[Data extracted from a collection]
------------------------------------

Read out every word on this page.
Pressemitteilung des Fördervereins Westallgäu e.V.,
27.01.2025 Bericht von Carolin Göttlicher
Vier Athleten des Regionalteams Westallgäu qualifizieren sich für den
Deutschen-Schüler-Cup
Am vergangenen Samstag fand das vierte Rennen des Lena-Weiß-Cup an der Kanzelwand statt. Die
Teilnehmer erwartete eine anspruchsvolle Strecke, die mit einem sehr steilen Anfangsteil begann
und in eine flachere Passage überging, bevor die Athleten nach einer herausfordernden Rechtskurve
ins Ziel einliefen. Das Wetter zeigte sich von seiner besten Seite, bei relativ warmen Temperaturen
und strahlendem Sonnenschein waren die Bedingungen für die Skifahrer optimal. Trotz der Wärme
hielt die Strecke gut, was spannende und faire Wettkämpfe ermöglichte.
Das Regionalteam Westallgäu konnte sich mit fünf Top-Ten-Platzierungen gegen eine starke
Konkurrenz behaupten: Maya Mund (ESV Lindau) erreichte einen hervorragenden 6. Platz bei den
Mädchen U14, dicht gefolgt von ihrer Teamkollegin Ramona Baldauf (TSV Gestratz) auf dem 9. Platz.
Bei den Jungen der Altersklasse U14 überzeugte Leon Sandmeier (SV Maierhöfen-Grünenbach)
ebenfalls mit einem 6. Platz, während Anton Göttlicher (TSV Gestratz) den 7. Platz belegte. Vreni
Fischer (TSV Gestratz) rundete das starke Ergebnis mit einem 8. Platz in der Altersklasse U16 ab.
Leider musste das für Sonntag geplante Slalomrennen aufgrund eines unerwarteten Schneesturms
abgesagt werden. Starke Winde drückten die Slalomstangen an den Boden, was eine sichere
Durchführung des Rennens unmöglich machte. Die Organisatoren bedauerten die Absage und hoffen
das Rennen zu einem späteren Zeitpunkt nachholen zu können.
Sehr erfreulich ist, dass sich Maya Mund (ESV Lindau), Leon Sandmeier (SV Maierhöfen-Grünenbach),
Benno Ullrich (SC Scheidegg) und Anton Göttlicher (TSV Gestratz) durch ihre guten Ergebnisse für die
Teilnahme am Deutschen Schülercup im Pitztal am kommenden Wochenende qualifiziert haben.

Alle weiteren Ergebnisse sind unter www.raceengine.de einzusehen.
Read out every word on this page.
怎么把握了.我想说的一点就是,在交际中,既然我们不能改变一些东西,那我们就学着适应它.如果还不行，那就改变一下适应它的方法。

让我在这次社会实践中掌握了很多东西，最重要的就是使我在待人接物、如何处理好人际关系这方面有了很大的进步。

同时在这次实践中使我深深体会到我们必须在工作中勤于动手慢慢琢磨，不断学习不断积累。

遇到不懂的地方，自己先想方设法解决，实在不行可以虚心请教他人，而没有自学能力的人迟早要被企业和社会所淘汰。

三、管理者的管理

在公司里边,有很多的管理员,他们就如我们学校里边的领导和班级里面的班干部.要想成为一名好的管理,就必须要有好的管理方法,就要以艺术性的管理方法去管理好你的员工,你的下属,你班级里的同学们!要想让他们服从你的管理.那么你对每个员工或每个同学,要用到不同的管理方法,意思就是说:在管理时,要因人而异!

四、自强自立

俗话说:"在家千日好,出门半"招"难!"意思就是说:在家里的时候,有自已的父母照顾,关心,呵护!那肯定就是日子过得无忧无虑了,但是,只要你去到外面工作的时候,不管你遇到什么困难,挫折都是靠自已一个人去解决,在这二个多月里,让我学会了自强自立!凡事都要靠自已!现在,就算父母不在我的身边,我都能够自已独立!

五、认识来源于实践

------------------------------------

## DIRECTIONS
Determine the count of lines in the data above with the string "Deutschen" in them, and give that count alone.

## CORRECT ANSWER
2